* **STATED GOAL**
Please print the full listing exactly.

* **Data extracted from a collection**
————

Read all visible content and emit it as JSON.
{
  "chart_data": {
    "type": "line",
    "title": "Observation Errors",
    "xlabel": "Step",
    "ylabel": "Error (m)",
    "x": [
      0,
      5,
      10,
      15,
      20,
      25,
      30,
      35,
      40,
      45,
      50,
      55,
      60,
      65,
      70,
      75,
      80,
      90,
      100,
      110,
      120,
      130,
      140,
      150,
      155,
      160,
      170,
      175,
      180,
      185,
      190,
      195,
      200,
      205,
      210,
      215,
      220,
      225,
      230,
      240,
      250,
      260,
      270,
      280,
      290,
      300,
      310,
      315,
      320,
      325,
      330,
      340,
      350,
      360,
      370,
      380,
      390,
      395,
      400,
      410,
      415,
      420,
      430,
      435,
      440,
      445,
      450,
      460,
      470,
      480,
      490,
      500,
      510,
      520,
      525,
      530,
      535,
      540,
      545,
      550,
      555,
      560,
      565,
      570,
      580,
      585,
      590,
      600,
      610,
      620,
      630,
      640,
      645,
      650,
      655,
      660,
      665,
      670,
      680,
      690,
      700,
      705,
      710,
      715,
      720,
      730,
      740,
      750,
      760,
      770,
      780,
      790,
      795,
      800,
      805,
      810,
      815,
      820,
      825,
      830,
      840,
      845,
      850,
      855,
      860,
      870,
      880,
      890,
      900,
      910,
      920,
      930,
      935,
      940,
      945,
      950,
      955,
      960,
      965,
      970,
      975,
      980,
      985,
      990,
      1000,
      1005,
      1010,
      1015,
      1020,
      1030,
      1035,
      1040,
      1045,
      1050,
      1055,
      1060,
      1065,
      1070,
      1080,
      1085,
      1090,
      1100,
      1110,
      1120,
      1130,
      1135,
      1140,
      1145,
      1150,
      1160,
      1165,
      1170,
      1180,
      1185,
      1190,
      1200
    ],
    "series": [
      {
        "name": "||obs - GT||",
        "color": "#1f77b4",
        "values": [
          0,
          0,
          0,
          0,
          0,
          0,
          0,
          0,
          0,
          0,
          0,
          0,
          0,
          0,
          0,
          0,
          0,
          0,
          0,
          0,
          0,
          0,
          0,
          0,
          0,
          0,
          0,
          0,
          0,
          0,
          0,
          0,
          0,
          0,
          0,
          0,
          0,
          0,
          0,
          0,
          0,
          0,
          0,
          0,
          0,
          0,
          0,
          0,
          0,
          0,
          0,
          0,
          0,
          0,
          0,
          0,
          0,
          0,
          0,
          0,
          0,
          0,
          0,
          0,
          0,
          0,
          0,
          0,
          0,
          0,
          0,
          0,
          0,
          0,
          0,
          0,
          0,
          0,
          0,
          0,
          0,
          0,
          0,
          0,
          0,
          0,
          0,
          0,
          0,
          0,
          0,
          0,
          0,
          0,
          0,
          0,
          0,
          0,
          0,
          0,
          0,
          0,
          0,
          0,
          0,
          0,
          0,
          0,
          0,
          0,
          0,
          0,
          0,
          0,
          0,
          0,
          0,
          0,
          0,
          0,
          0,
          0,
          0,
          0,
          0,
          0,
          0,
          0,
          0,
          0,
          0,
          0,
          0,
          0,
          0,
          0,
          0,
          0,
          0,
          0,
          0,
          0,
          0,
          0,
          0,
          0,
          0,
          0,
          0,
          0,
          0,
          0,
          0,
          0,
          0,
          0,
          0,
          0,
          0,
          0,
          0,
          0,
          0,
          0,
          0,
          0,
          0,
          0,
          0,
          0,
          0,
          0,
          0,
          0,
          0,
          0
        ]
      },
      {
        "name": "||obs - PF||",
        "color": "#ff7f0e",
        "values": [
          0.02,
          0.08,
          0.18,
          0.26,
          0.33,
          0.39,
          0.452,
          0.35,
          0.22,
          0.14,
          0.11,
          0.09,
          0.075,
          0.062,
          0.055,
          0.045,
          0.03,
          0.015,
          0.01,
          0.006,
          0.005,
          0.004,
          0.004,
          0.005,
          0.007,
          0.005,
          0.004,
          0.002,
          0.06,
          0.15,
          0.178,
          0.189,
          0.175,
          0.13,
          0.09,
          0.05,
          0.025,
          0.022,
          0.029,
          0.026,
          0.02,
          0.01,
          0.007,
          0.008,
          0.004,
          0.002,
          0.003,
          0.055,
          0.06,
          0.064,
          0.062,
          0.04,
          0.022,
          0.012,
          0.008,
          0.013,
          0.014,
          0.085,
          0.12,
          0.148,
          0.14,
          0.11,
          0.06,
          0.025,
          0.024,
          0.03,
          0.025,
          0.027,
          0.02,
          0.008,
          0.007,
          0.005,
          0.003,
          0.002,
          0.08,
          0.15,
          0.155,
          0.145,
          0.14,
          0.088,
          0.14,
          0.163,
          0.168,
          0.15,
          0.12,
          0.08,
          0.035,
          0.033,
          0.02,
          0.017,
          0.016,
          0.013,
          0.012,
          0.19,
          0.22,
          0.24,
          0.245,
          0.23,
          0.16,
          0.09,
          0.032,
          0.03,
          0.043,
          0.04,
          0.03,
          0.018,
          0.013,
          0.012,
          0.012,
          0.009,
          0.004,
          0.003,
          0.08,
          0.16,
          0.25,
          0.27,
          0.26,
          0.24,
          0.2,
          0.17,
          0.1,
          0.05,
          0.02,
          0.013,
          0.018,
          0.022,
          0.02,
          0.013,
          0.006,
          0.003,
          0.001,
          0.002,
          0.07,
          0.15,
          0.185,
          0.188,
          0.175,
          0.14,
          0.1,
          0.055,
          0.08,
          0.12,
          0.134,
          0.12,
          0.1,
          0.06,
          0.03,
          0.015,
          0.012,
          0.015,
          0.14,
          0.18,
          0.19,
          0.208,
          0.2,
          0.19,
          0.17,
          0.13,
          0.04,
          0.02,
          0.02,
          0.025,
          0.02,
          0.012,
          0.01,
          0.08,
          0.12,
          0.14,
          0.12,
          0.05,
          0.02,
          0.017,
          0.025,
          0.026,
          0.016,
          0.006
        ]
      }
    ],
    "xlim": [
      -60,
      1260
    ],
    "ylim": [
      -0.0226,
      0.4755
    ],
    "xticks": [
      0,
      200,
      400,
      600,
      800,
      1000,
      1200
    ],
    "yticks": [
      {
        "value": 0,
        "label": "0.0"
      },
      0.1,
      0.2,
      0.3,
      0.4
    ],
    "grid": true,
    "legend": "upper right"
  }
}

————

* **FULL OUTPUT**
Read all visible content and emit it as JSON.
{
  "chart_data": {
    "type": "line",
    "title": "Observation Errors",
    "xlabel": "Step",
    "ylabel": "Error (m)",
    "x": [
      0,
      5,
      10,
      15,
      20,
      25,
      30,
      35,
      40,
      45,
      50,
      55,
      60,
      65,
      70,
      75,
      80,
      90,
      100,
      110,
      120,
      130,
      140,
      150,
      155,
      160,
      170,
      175,
      180,
      185,
      190,
      195,
      200,
      205,
      210,
      215,
      220,
      225,
      230,
      240,
      250,
      260,
      270,
      280,
      290,
      300,
      310,
      315,
      320,
      325,
      330,
      340,
      350,
      360,
      370,
      380,
      390,
      395,
      400,
      410,
      415,
      420,
      430,
      435,
      440,
      445,
      450,
      460,
      470,
      480,
      490,
      500,
      510,
      520,
      525,
      530,
      535,
      540,
      545,
      550,
      555,
      560,
      565,
      570,
      580,
      585,
      590,
      600,
      610,
      620,
      630,
      640,
      645,
      650,
      655,
      660,
      665,
      670,
      680,
      690,
      700,
      705,
      710,
      715,
      720,
      730,
      740,
      750,
      760,
      770,
      780,
      790,
      795,
      800,
      805,
      810,
      815,
      820,
      825,
      830,
      840,
      845,
      850,
      855,
      860,
      870,
      880,
      890,
      900,
      910,
      920,
      930,
      935,
      940,
      945,
      950,
      955,
      960,
      965,
      970,
      975,
      980,
      985,
      990,
      1000,
      1005,
      1010,
      1015,
      1020,
      1030,
      1035,
      1040,
      1045,
      1050,
      1055,
      1060,
      1065,
      1070,
      1080,
      1085,
      1090,
      1100,
      1110,
      1120,
      1130,
      1135,
      1140,
      1145,
      1150,
      1160,
      1165,
      1170,
      1180,
      1185,
      1190,
      1200
    ],
    "series": [
      {
        "name": "||obs - GT||",
        "color": "#1f77b4",
        "values": [
          0,
          0,
          0,
          0,
          0,
          0,
          0,
          0,
          0,
          0,
          0,
          0,
          0,
          0,
          0,
          0,
          0,
          0,
          0,
          0,
          0,
          0,
          0,
          0,
          0,
          0,
          0,
          0,
          0,
          0,
          0,
          0,
          0,
          0,
          0,
          0,
          0,
          0,
          0,
          0,
          0,
          0,
          0,
          0,
          0,
          0,
          0,
          0,
          0,
          0,
          0,
          0,
          0,
          0,
          0,
          0,
          0,
          0,
          0,
          0,
          0,
          0,
          0,
          0,
          0,
          0,
          0,
          0,
          0,
          0,
          0,
          0,
          0,
          0,
          0,
          0,
          0,
          0,
          0,
          0,
          0,
          0,
          0,
          0,
          0,
          0,
          0,
          0,
          0,
          0,
          0,
          0,
          0,
          0,
          0,
          0,
          0,
          0,
          0,
          0,
          0,
          0,
          0,
          0,
          0,
          0,
          0,
          0,
          0,
          0,
          0,
          0,
          0,
          0,
          0,
          0,
          0,
          0,
          0,
          0,
          0,
          0,
          0,
          0,
          0,
          0,
          0,
          0,
          0,
          0,
          0,
          0,
          0,
          0,
          0,
          0,
          0,
          0,
          0,
          0,
          0,
          0,
          0,
          0,
          0,
          0,
          0,
          0,
          0,
          0,
          0,
          0,
          0,
          0,
          0,
          0,
          0,
          0,
          0,
          0,
          0,
          0,
          0,
          0,
          0,
          0,
          0,
          0,
          0,
          0,
          0,
          0,
          0,
          0,
          0,
          0
        ]
      },
      {
        "name": "||obs - PF||",
        "color": "#ff7f0e",
        "values": [
          0.02,
          0.08,
          0.18,
          0.26,
          0.33,
          0.39,
          0.452,
          0.35,
          0.22,
          0.14,
          0.11,
          0.09,
          0.075,
          0.062,
          0.055,
          0.045,
          0.03,
          0.015,
          0.01,
          0.006,
          0.005,
          0.004,
          0.004,
          0.005,
          0.007,
          0.005,
          0.004,
          0.002,
          0.06,
          0.15,
          0.178,
          0.189,
          0.175,
          0.13,
          0.09,
          0.05,
          0.025,
          0.022,
          0.029,
          0.026,
          0.02,
          0.01,
          0.007,
          0.008,
          0.004,
          0.002,
          0.003,
          0.055,
          0.06,
          0.064,
          0.062,
          0.04,
          0.022,
          0.012,
          0.008,
          0.013,
          0.014,
          0.085,
          0.12,
          0.148,
          0.14,
          0.11,
          0.06,
          0.025,
          0.024,
          0.03,
          0.025,
          0.027,
          0.02,
          0.008,
          0.007,
          0.005,
          0.003,
          0.002,
          0.08,
          0.15,
          0.155,
          0.145,
          0.14,
          0.088,
          0.14,
          0.163,
          0.168,
          0.15,
          0.12,
          0.08,
          0.035,
          0.033,
          0.02,
          0.017,
          0.016,
          0.013,
          0.012,
          0.19,
          0.22,
          0.24,
          0.245,
          0.23,
          0.16,
          0.09,
          0.032,
          0.03,
          0.043,
          0.04,
          0.03,
          0.018,
          0.013,
          0.012,
          0.012,
          0.009,
          0.004,
          0.003,
          0.08,
          0.16,
          0.25,
          0.27,
          0.26,
          0.24,
          0.2,
          0.17,
          0.1,
          0.05,
          0.02,
          0.013,
          0.018,
          0.022,
          0.02,
          0.013,
          0.006,
          0.003,
          0.001,
          0.002,
          0.07,
          0.15,
          0.185,
          0.188,
          0.175,
          0.14,
          0.1,
          0.055,
          0.08,
          0.12,
          0.134,
          0.12,
          0.1,
          0.06,
          0.03,
          0.015,
          0.012,
          0.015,
          0.14,
          0.18,
          0.19,
          0.208,
          0.2,
          0.19,
          0.17,
          0.13,
          0.04,
          0.02,
          0.02,
          0.025,
          0.02,
          0.012,
          0.01,
          0.08,
          0.12,
          0.14,
          0.12,
          0.05,
          0.02,
          0.017,
          0.025,
          0.026,
          0.016,
          0.006
        ]
      }
    ],
    "xlim": [
      -60,
      1260
    ],
    "ylim": [
      -0.0226,
      0.4755
    ],
    "xticks": [
      0,
      200,
      400,
      600,
      800,
      1000,
      1200
    ],
    "yticks": [
      {
        "value": 0,
        "label": "0.0"
      },
      0.1,
      0.2,
      0.3,
      0.4
    ],
    "grid": true,
    "legend": "upper right"
  }
}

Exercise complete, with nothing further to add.